Exercise instructions
Extract each line from the entries below that has the string "title" in it.

Dataset records
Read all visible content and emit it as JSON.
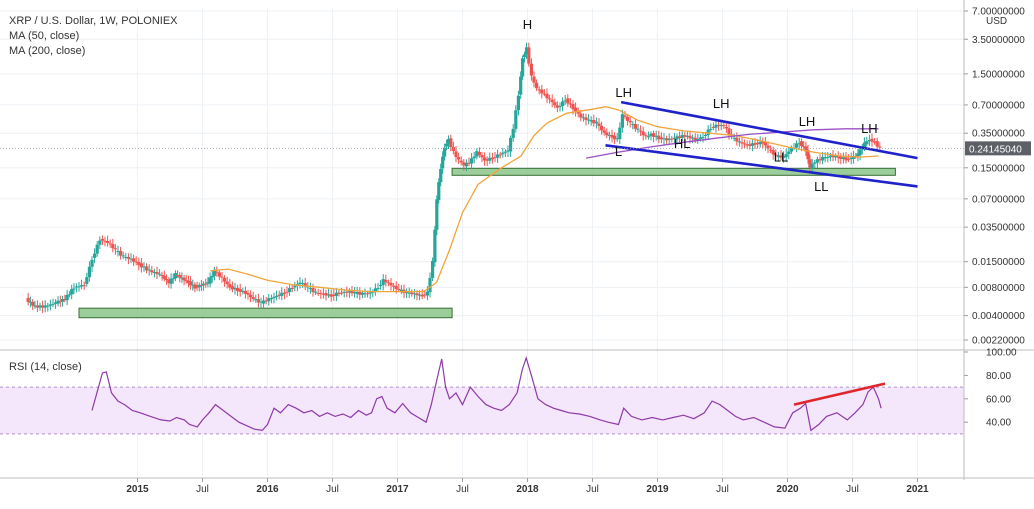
{
  "chart_data": {
    "type": "candlestick",
    "legend": {
      "title": "XRP / U.S. Dollar, 1W, POLONIEX",
      "ma50": "MA (50, close)",
      "ma200": "MA (200, close)"
    },
    "price_axis": {
      "unit": "USD",
      "scale": "log",
      "ticks": [
        "7.00000000",
        "3.50000000",
        "1.50000000",
        "0.70000000",
        "0.35000000",
        "0.15000000",
        "0.07000000",
        "0.03500000",
        "0.01500000",
        "0.00800000",
        "0.00400000",
        "0.00220000"
      ],
      "tick_values": [
        7.0,
        3.5,
        1.5,
        0.7,
        0.35,
        0.15,
        0.07,
        0.035,
        0.015,
        0.008,
        0.004,
        0.0022
      ],
      "current_price_label": "0.24145040",
      "current_price": 0.2414504
    },
    "time_axis": {
      "labels": [
        "2015",
        "Jul",
        "2016",
        "Jul",
        "2017",
        "Jul",
        "2018",
        "Jul",
        "2019",
        "Jul",
        "2020",
        "Jul",
        "2021"
      ],
      "label_times": [
        2015.0,
        2015.5,
        2016.0,
        2016.5,
        2017.0,
        2017.5,
        2018.0,
        2018.5,
        2019.0,
        2019.5,
        2020.0,
        2020.5,
        2021.0
      ],
      "range": [
        2014.05,
        2021.25
      ]
    },
    "price_series": [
      [
        2014.15,
        0.006
      ],
      [
        2014.22,
        0.005
      ],
      [
        2014.3,
        0.005
      ],
      [
        2014.38,
        0.0055
      ],
      [
        2014.45,
        0.006
      ],
      [
        2014.52,
        0.008
      ],
      [
        2014.6,
        0.0085
      ],
      [
        2014.66,
        0.016
      ],
      [
        2014.72,
        0.026
      ],
      [
        2014.78,
        0.024
      ],
      [
        2014.84,
        0.02
      ],
      [
        2014.9,
        0.017
      ],
      [
        2014.96,
        0.016
      ],
      [
        2015.02,
        0.014
      ],
      [
        2015.1,
        0.012
      ],
      [
        2015.18,
        0.011
      ],
      [
        2015.25,
        0.009
      ],
      [
        2015.3,
        0.011
      ],
      [
        2015.35,
        0.01
      ],
      [
        2015.4,
        0.009
      ],
      [
        2015.45,
        0.008
      ],
      [
        2015.5,
        0.0085
      ],
      [
        2015.55,
        0.009
      ],
      [
        2015.6,
        0.012
      ],
      [
        2015.66,
        0.01
      ],
      [
        2015.72,
        0.008
      ],
      [
        2015.78,
        0.0075
      ],
      [
        2015.84,
        0.007
      ],
      [
        2015.9,
        0.006
      ],
      [
        2015.96,
        0.0055
      ],
      [
        2016.02,
        0.006
      ],
      [
        2016.08,
        0.0065
      ],
      [
        2016.14,
        0.007
      ],
      [
        2016.2,
        0.008
      ],
      [
        2016.26,
        0.009
      ],
      [
        2016.32,
        0.008
      ],
      [
        2016.38,
        0.007
      ],
      [
        2016.44,
        0.0068
      ],
      [
        2016.5,
        0.0065
      ],
      [
        2016.56,
        0.007
      ],
      [
        2016.62,
        0.0072
      ],
      [
        2016.68,
        0.007
      ],
      [
        2016.74,
        0.0068
      ],
      [
        2016.8,
        0.007
      ],
      [
        2016.86,
        0.008
      ],
      [
        2016.9,
        0.0095
      ],
      [
        2016.96,
        0.0085
      ],
      [
        2017.02,
        0.0075
      ],
      [
        2017.08,
        0.007
      ],
      [
        2017.14,
        0.0068
      ],
      [
        2017.2,
        0.0065
      ],
      [
        2017.24,
        0.007
      ],
      [
        2017.28,
        0.015
      ],
      [
        2017.31,
        0.07
      ],
      [
        2017.34,
        0.15
      ],
      [
        2017.37,
        0.25
      ],
      [
        2017.4,
        0.3
      ],
      [
        2017.44,
        0.22
      ],
      [
        2017.48,
        0.18
      ],
      [
        2017.52,
        0.16
      ],
      [
        2017.56,
        0.17
      ],
      [
        2017.62,
        0.22
      ],
      [
        2017.68,
        0.18
      ],
      [
        2017.74,
        0.19
      ],
      [
        2017.8,
        0.21
      ],
      [
        2017.86,
        0.23
      ],
      [
        2017.9,
        0.4
      ],
      [
        2017.94,
        0.9
      ],
      [
        2017.97,
        2.2
      ],
      [
        2018.0,
        2.8
      ],
      [
        2018.04,
        1.4
      ],
      [
        2018.08,
        1.05
      ],
      [
        2018.12,
        0.95
      ],
      [
        2018.18,
        0.8
      ],
      [
        2018.24,
        0.65
      ],
      [
        2018.3,
        0.8
      ],
      [
        2018.36,
        0.65
      ],
      [
        2018.42,
        0.52
      ],
      [
        2018.48,
        0.48
      ],
      [
        2018.54,
        0.45
      ],
      [
        2018.6,
        0.35
      ],
      [
        2018.66,
        0.32
      ],
      [
        2018.7,
        0.3
      ],
      [
        2018.74,
        0.55
      ],
      [
        2018.8,
        0.45
      ],
      [
        2018.86,
        0.38
      ],
      [
        2018.92,
        0.32
      ],
      [
        2018.96,
        0.34
      ],
      [
        2019.02,
        0.31
      ],
      [
        2019.08,
        0.3
      ],
      [
        2019.14,
        0.31
      ],
      [
        2019.22,
        0.33
      ],
      [
        2019.3,
        0.3
      ],
      [
        2019.36,
        0.32
      ],
      [
        2019.42,
        0.4
      ],
      [
        2019.48,
        0.43
      ],
      [
        2019.52,
        0.42
      ],
      [
        2019.58,
        0.32
      ],
      [
        2019.64,
        0.28
      ],
      [
        2019.7,
        0.26
      ],
      [
        2019.76,
        0.27
      ],
      [
        2019.82,
        0.28
      ],
      [
        2019.86,
        0.24
      ],
      [
        2019.92,
        0.2
      ],
      [
        2019.98,
        0.195
      ],
      [
        2020.04,
        0.24
      ],
      [
        2020.1,
        0.28
      ],
      [
        2020.15,
        0.23
      ],
      [
        2020.18,
        0.15
      ],
      [
        2020.22,
        0.175
      ],
      [
        2020.28,
        0.19
      ],
      [
        2020.34,
        0.2
      ],
      [
        2020.4,
        0.195
      ],
      [
        2020.46,
        0.185
      ],
      [
        2020.5,
        0.19
      ],
      [
        2020.55,
        0.21
      ],
      [
        2020.6,
        0.27
      ],
      [
        2020.64,
        0.3
      ],
      [
        2020.68,
        0.28
      ],
      [
        2020.72,
        0.2414
      ]
    ],
    "ma50_series": [
      [
        2015.56,
        0.012
      ],
      [
        2015.7,
        0.0125
      ],
      [
        2015.85,
        0.011
      ],
      [
        2016.0,
        0.0095
      ],
      [
        2016.2,
        0.0085
      ],
      [
        2016.4,
        0.008
      ],
      [
        2016.6,
        0.0075
      ],
      [
        2016.8,
        0.0072
      ],
      [
        2017.0,
        0.0072
      ],
      [
        2017.2,
        0.0072
      ],
      [
        2017.3,
        0.009
      ],
      [
        2017.4,
        0.02
      ],
      [
        2017.5,
        0.05
      ],
      [
        2017.62,
        0.1
      ],
      [
        2017.8,
        0.15
      ],
      [
        2017.95,
        0.2
      ],
      [
        2018.05,
        0.33
      ],
      [
        2018.15,
        0.45
      ],
      [
        2018.3,
        0.57
      ],
      [
        2018.5,
        0.63
      ],
      [
        2018.6,
        0.67
      ],
      [
        2018.7,
        0.62
      ],
      [
        2018.85,
        0.48
      ],
      [
        2019.0,
        0.41
      ],
      [
        2019.2,
        0.37
      ],
      [
        2019.4,
        0.35
      ],
      [
        2019.6,
        0.33
      ],
      [
        2019.8,
        0.29
      ],
      [
        2020.0,
        0.25
      ],
      [
        2020.2,
        0.22
      ],
      [
        2020.4,
        0.2
      ],
      [
        2020.55,
        0.195
      ],
      [
        2020.7,
        0.2
      ]
    ],
    "ma200_series": [
      [
        2018.45,
        0.19
      ],
      [
        2018.7,
        0.22
      ],
      [
        2018.95,
        0.25
      ],
      [
        2019.2,
        0.28
      ],
      [
        2019.45,
        0.31
      ],
      [
        2019.7,
        0.34
      ],
      [
        2019.95,
        0.36
      ],
      [
        2020.2,
        0.38
      ],
      [
        2020.45,
        0.39
      ],
      [
        2020.7,
        0.39
      ]
    ],
    "trend_lines": [
      {
        "color": "#1e22c8",
        "points": [
          [
            2018.72,
            0.75
          ],
          [
            2021.0,
            0.19
          ]
        ]
      },
      {
        "color": "#1e22c8",
        "points": [
          [
            2018.6,
            0.26
          ],
          [
            2021.0,
            0.095
          ]
        ]
      }
    ],
    "support_zones": [
      {
        "t0": 2014.55,
        "t1": 2017.42,
        "low": 0.0038,
        "high": 0.0048
      },
      {
        "t0": 2017.42,
        "t1": 2020.83,
        "low": 0.125,
        "high": 0.148
      }
    ],
    "pattern_labels": [
      {
        "text": "H",
        "t": 2018.0,
        "price": 4.5
      },
      {
        "text": "LH",
        "t": 2018.74,
        "price": 0.85
      },
      {
        "text": "LH",
        "t": 2019.49,
        "price": 0.65
      },
      {
        "text": "LH",
        "t": 2020.15,
        "price": 0.42
      },
      {
        "text": "LH",
        "t": 2020.63,
        "price": 0.35
      },
      {
        "text": "L",
        "t": 2018.7,
        "price": 0.2
      },
      {
        "text": "HL",
        "t": 2019.19,
        "price": 0.245
      },
      {
        "text": "LL",
        "t": 2019.95,
        "price": 0.175
      },
      {
        "text": "LL",
        "t": 2020.26,
        "price": 0.085
      }
    ],
    "rsi": {
      "title": "RSI (14, close)",
      "ticks": [
        "100.00",
        "80.00",
        "60.00",
        "40.00"
      ],
      "tick_values": [
        100,
        80,
        60,
        40
      ],
      "band": [
        30,
        70
      ],
      "series": [
        [
          2014.65,
          50
        ],
        [
          2014.7,
          70
        ],
        [
          2014.73,
          82
        ],
        [
          2014.76,
          83
        ],
        [
          2014.8,
          65
        ],
        [
          2014.85,
          58
        ],
        [
          2014.9,
          55
        ],
        [
          2014.96,
          50
        ],
        [
          2015.02,
          48
        ],
        [
          2015.1,
          45
        ],
        [
          2015.18,
          42
        ],
        [
          2015.25,
          41
        ],
        [
          2015.3,
          44
        ],
        [
          2015.36,
          42
        ],
        [
          2015.4,
          38
        ],
        [
          2015.46,
          36
        ],
        [
          2015.5,
          42
        ],
        [
          2015.55,
          48
        ],
        [
          2015.6,
          55
        ],
        [
          2015.66,
          50
        ],
        [
          2015.72,
          45
        ],
        [
          2015.78,
          40
        ],
        [
          2015.84,
          37
        ],
        [
          2015.9,
          34
        ],
        [
          2015.96,
          33
        ],
        [
          2016.0,
          38
        ],
        [
          2016.05,
          52
        ],
        [
          2016.1,
          48
        ],
        [
          2016.16,
          55
        ],
        [
          2016.22,
          52
        ],
        [
          2016.28,
          48
        ],
        [
          2016.34,
          50
        ],
        [
          2016.4,
          45
        ],
        [
          2016.46,
          48
        ],
        [
          2016.52,
          45
        ],
        [
          2016.58,
          47
        ],
        [
          2016.64,
          44
        ],
        [
          2016.7,
          50
        ],
        [
          2016.76,
          46
        ],
        [
          2016.8,
          48
        ],
        [
          2016.84,
          60
        ],
        [
          2016.88,
          62
        ],
        [
          2016.92,
          52
        ],
        [
          2016.98,
          48
        ],
        [
          2017.04,
          56
        ],
        [
          2017.1,
          48
        ],
        [
          2017.16,
          44
        ],
        [
          2017.22,
          40
        ],
        [
          2017.26,
          55
        ],
        [
          2017.3,
          75
        ],
        [
          2017.34,
          94
        ],
        [
          2017.37,
          70
        ],
        [
          2017.4,
          60
        ],
        [
          2017.45,
          65
        ],
        [
          2017.5,
          55
        ],
        [
          2017.56,
          70
        ],
        [
          2017.62,
          62
        ],
        [
          2017.68,
          55
        ],
        [
          2017.74,
          52
        ],
        [
          2017.8,
          50
        ],
        [
          2017.86,
          55
        ],
        [
          2017.92,
          65
        ],
        [
          2017.96,
          85
        ],
        [
          2017.99,
          95
        ],
        [
          2018.03,
          80
        ],
        [
          2018.08,
          60
        ],
        [
          2018.14,
          55
        ],
        [
          2018.2,
          52
        ],
        [
          2018.26,
          50
        ],
        [
          2018.32,
          48
        ],
        [
          2018.4,
          47
        ],
        [
          2018.48,
          45
        ],
        [
          2018.56,
          42
        ],
        [
          2018.62,
          40
        ],
        [
          2018.7,
          38
        ],
        [
          2018.74,
          52
        ],
        [
          2018.8,
          45
        ],
        [
          2018.88,
          42
        ],
        [
          2018.96,
          44
        ],
        [
          2019.04,
          42
        ],
        [
          2019.12,
          44
        ],
        [
          2019.2,
          46
        ],
        [
          2019.28,
          43
        ],
        [
          2019.36,
          48
        ],
        [
          2019.42,
          58
        ],
        [
          2019.48,
          55
        ],
        [
          2019.54,
          50
        ],
        [
          2019.6,
          45
        ],
        [
          2019.66,
          42
        ],
        [
          2019.74,
          44
        ],
        [
          2019.82,
          40
        ],
        [
          2019.9,
          36
        ],
        [
          2019.98,
          35
        ],
        [
          2020.04,
          48
        ],
        [
          2020.1,
          52
        ],
        [
          2020.14,
          56
        ],
        [
          2020.18,
          33
        ],
        [
          2020.24,
          38
        ],
        [
          2020.3,
          45
        ],
        [
          2020.38,
          48
        ],
        [
          2020.46,
          42
        ],
        [
          2020.52,
          48
        ],
        [
          2020.58,
          55
        ],
        [
          2020.62,
          66
        ],
        [
          2020.66,
          70
        ],
        [
          2020.7,
          60
        ],
        [
          2020.72,
          52
        ]
      ],
      "divergence_line": [
        [
          2020.05,
          55
        ],
        [
          2020.75,
          73
        ]
      ]
    }
  }
}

Complete output
      "title": "XRP / U.S. Dollar, 1W, POLONIEX",
      "title": "RSI (14, close)",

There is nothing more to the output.